Aim. Give the count of lines containing the string "quarter", with no other output.

[Records from a collection]
---+---
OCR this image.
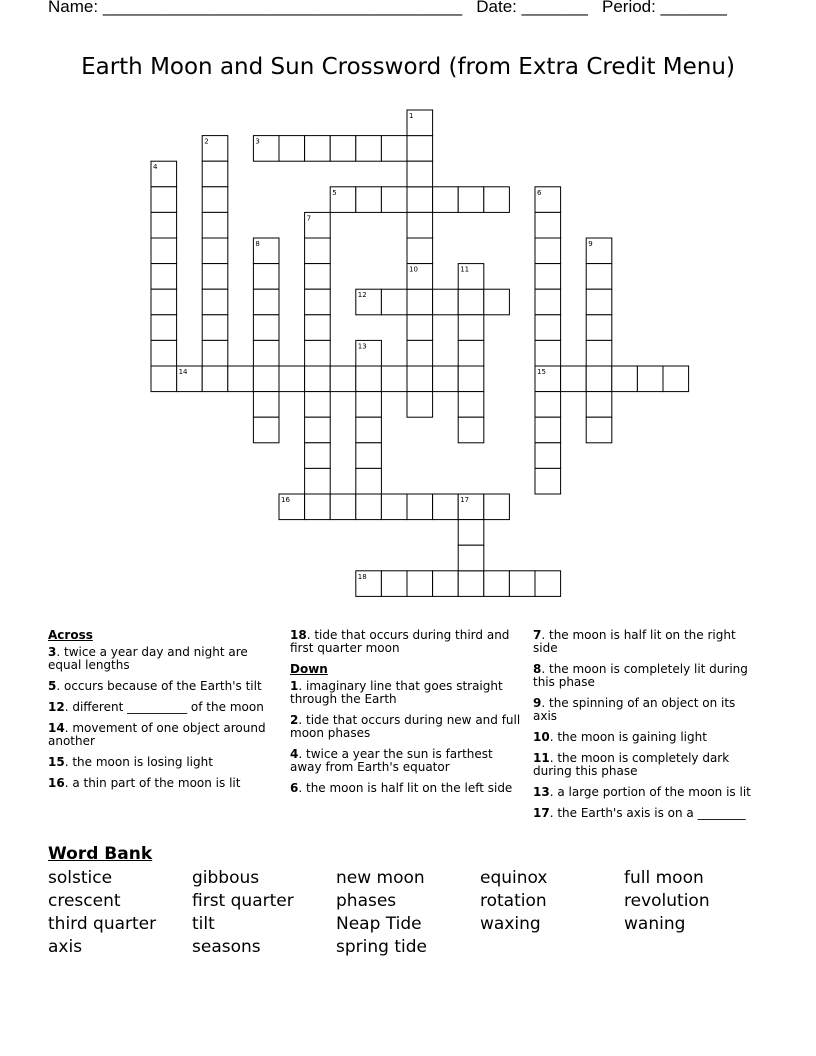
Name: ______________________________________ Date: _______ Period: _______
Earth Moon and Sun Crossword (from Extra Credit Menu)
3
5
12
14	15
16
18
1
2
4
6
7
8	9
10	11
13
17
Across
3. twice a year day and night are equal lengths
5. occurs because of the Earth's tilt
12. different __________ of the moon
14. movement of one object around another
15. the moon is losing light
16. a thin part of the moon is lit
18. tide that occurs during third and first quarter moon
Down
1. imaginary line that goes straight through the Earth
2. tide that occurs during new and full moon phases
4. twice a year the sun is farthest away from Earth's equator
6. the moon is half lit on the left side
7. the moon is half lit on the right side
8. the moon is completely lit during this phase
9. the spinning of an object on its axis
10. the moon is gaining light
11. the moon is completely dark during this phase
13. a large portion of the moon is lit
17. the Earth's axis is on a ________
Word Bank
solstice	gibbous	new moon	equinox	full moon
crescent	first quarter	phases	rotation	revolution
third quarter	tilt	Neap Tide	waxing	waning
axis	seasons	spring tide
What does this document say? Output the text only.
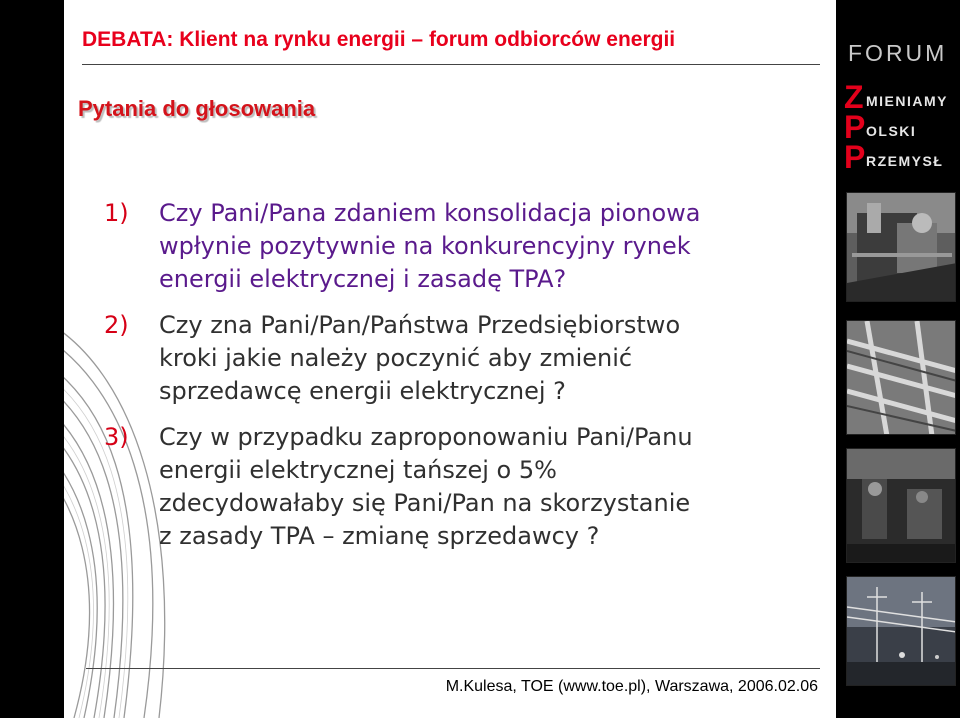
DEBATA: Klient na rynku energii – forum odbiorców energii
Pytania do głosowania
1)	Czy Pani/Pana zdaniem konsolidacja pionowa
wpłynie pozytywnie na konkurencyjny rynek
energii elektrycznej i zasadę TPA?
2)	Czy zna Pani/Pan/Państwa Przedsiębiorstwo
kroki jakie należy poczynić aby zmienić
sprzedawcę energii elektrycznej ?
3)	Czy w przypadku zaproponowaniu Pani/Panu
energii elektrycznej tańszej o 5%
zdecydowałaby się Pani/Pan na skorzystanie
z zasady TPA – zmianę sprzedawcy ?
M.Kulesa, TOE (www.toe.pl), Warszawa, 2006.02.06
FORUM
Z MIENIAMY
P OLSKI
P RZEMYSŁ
---+---
Exercise output. 3